Stored data entries:
--- start ---

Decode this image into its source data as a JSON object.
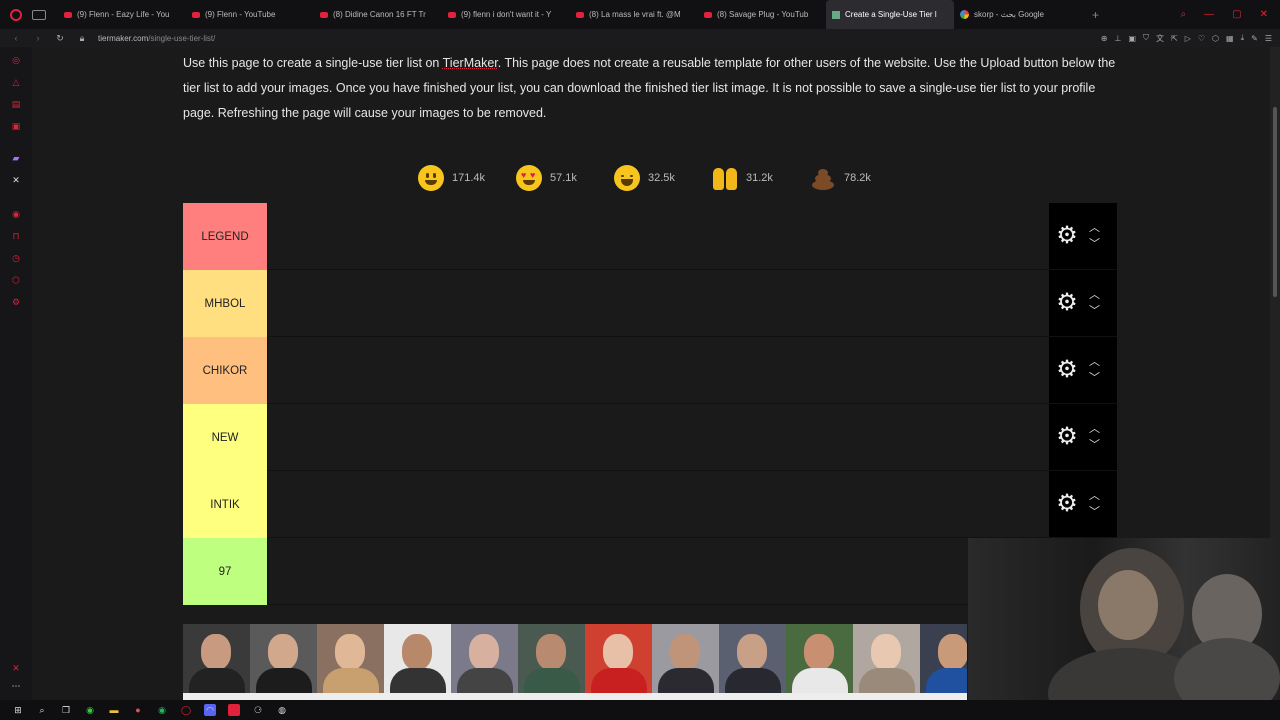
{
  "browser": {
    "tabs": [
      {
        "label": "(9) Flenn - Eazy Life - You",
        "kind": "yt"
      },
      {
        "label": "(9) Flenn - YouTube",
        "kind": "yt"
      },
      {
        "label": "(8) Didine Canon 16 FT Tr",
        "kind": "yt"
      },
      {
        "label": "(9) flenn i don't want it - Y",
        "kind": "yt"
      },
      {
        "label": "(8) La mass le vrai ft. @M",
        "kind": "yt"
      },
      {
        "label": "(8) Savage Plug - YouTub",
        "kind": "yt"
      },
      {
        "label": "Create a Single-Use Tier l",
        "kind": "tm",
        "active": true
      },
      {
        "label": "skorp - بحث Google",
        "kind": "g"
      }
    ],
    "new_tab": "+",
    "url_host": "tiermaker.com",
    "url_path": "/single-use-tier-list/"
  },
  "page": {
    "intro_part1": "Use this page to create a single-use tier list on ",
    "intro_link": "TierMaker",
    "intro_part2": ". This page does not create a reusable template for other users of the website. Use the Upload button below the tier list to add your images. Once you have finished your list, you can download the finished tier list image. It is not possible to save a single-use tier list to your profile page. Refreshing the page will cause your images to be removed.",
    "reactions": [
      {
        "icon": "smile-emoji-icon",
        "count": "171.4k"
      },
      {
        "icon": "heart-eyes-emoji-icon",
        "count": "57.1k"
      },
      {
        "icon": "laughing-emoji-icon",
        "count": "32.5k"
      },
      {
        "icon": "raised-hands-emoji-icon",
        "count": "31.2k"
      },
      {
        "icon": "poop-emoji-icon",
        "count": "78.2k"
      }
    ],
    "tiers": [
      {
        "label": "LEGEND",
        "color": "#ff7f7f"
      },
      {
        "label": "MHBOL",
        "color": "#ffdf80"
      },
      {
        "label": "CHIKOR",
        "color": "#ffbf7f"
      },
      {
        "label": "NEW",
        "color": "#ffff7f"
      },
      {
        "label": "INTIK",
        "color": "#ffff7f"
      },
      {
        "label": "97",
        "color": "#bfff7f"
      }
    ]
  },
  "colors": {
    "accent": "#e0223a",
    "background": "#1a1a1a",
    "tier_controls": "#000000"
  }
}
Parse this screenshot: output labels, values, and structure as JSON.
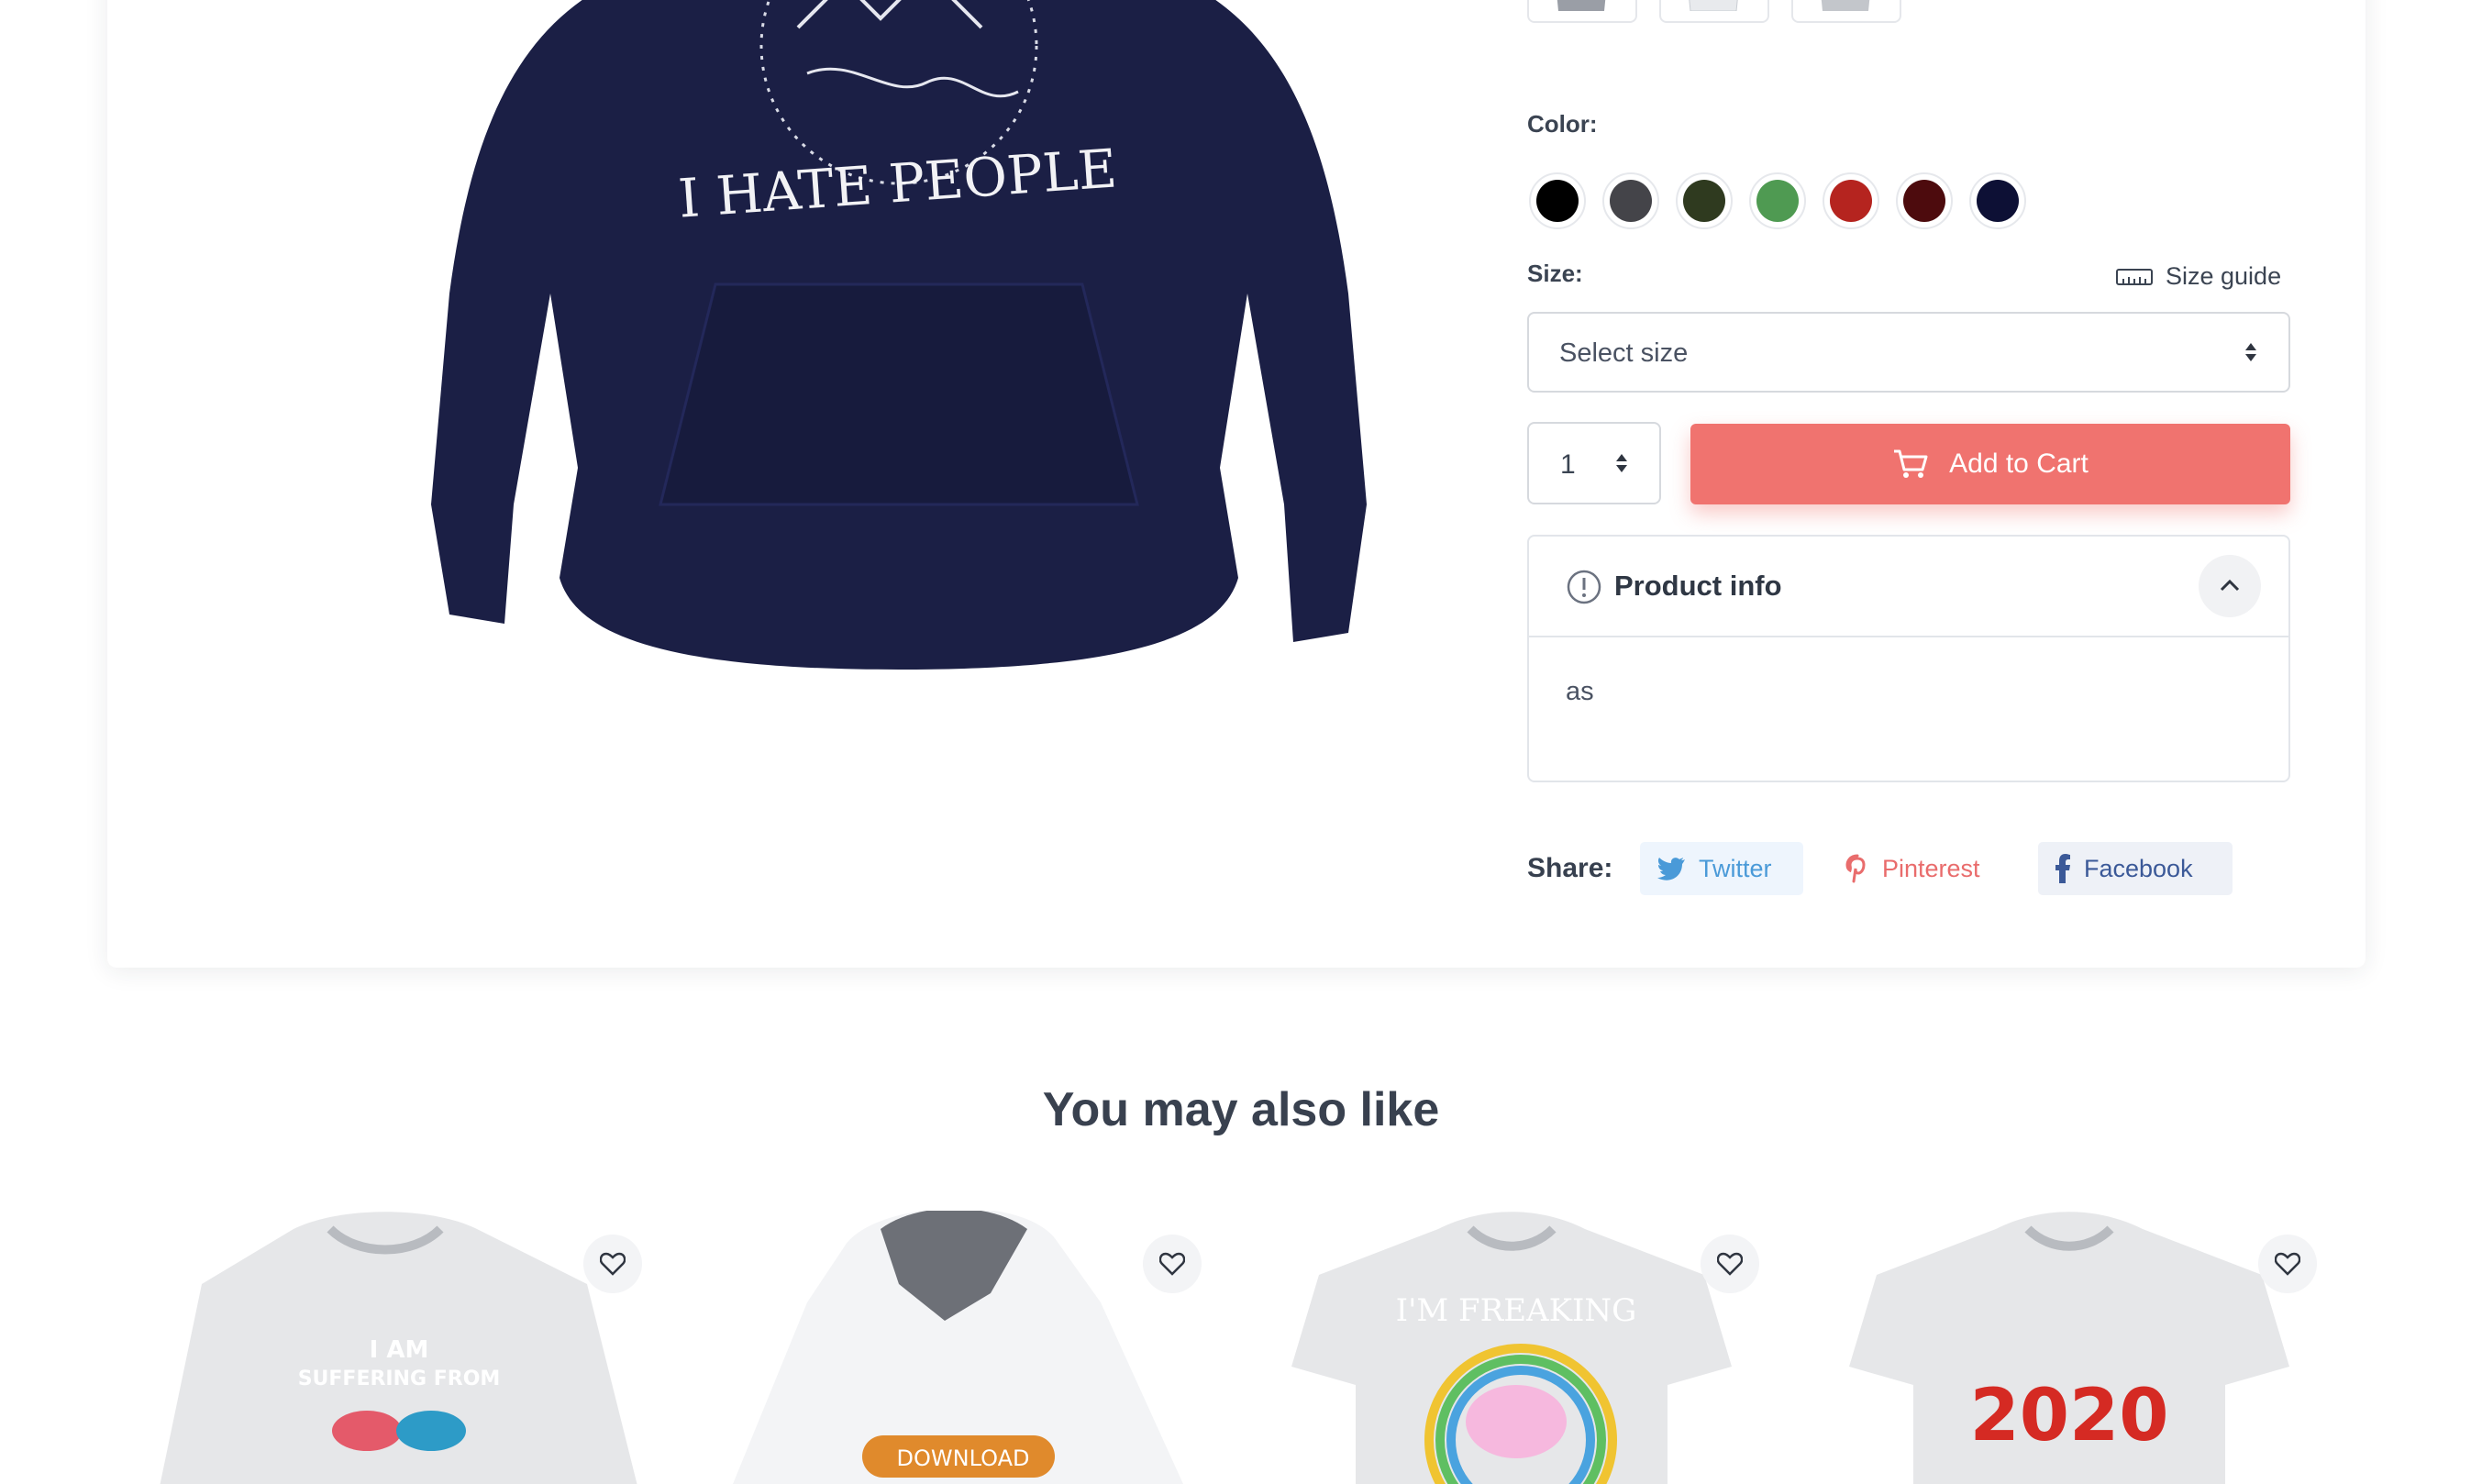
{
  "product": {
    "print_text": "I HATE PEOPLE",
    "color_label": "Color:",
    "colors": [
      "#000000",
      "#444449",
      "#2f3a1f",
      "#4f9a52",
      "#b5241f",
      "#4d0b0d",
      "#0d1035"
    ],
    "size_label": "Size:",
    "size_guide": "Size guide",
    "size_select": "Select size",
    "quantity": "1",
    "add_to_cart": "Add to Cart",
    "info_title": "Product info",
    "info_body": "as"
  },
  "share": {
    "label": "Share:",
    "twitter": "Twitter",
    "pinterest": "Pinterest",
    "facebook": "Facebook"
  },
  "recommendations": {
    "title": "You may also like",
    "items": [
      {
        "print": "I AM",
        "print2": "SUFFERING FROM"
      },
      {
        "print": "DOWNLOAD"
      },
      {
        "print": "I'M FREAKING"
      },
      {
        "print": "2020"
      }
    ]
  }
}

--- end ---

# What you have to do
Copy every record above exactly, leaving out any pictures.

# Completed task
Decode this image into its source data as a JSON object.
{
  "browser": {
    "tabs": [
      {
        "label": "(9) Flenn - Eazy Life - You",
        "kind": "yt"
      },
      {
        "label": "(9) Flenn - YouTube",
        "kind": "yt"
      },
      {
        "label": "(8) Didine Canon 16 FT Tr",
        "kind": "yt"
      },
      {
        "label": "(9) flenn i don't want it - Y",
        "kind": "yt"
      },
      {
        "label": "(8) La mass le vrai ft. @M",
        "kind": "yt"
      },
      {
        "label": "(8) Savage Plug - YouTub",
        "kind": "yt"
      },
      {
        "label": "Create a Single-Use Tier l",
        "kind": "tm",
        "active": true
      },
      {
        "label": "skorp - بحث Google",
        "kind": "g"
      }
    ],
    "new_tab": "+",
    "url_host": "tiermaker.com",
    "url_path": "/single-use-tier-list/"
  },
  "page": {
    "intro_part1": "Use this page to create a single-use tier list on ",
    "intro_link": "TierMaker",
    "intro_part2": ". This page does not create a reusable template for other users of the website. Use the Upload button below the tier list to add your images. Once you have finished your list, you can download the finished tier list image. It is not possible to save a single-use tier list to your profile page. Refreshing the page will cause your images to be removed.",
    "reactions": [
      {
        "icon": "smile-emoji-icon",
        "count": "171.4k"
      },
      {
        "icon": "heart-eyes-emoji-icon",
        "count": "57.1k"
      },
      {
        "icon": "laughing-emoji-icon",
        "count": "32.5k"
      },
      {
        "icon": "raised-hands-emoji-icon",
        "count": "31.2k"
      },
      {
        "icon": "poop-emoji-icon",
        "count": "78.2k"
      }
    ],
    "tiers": [
      {
        "label": "LEGEND",
        "color": "#ff7f7f"
      },
      {
        "label": "MHBOL",
        "color": "#ffdf80"
      },
      {
        "label": "CHIKOR",
        "color": "#ffbf7f"
      },
      {
        "label": "NEW",
        "color": "#ffff7f"
      },
      {
        "label": "INTIK",
        "color": "#ffff7f"
      },
      {
        "label": "97",
        "color": "#bfff7f"
      }
    ]
  },
  "colors": {
    "accent": "#e0223a",
    "background": "#1a1a1a",
    "tier_controls": "#000000"
  }
}
Parse this screenshot: output labels, values, and structure as JSON.
{
  "product": {
    "print_text": "I HATE PEOPLE",
    "color_label": "Color:",
    "colors": [
      "#000000",
      "#444449",
      "#2f3a1f",
      "#4f9a52",
      "#b5241f",
      "#4d0b0d",
      "#0d1035"
    ],
    "size_label": "Size:",
    "size_guide": "Size guide",
    "size_select": "Select size",
    "quantity": "1",
    "add_to_cart": "Add to Cart",
    "info_title": "Product info",
    "info_body": "as"
  },
  "share": {
    "label": "Share:",
    "twitter": "Twitter",
    "pinterest": "Pinterest",
    "facebook": "Facebook"
  },
  "recommendations": {
    "title": "You may also like",
    "items": [
      {
        "print": "I AM",
        "print2": "SUFFERING FROM"
      },
      {
        "print": "DOWNLOAD"
      },
      {
        "print": "I'M FREAKING"
      },
      {
        "print": "2020"
      }
    ]
  }
}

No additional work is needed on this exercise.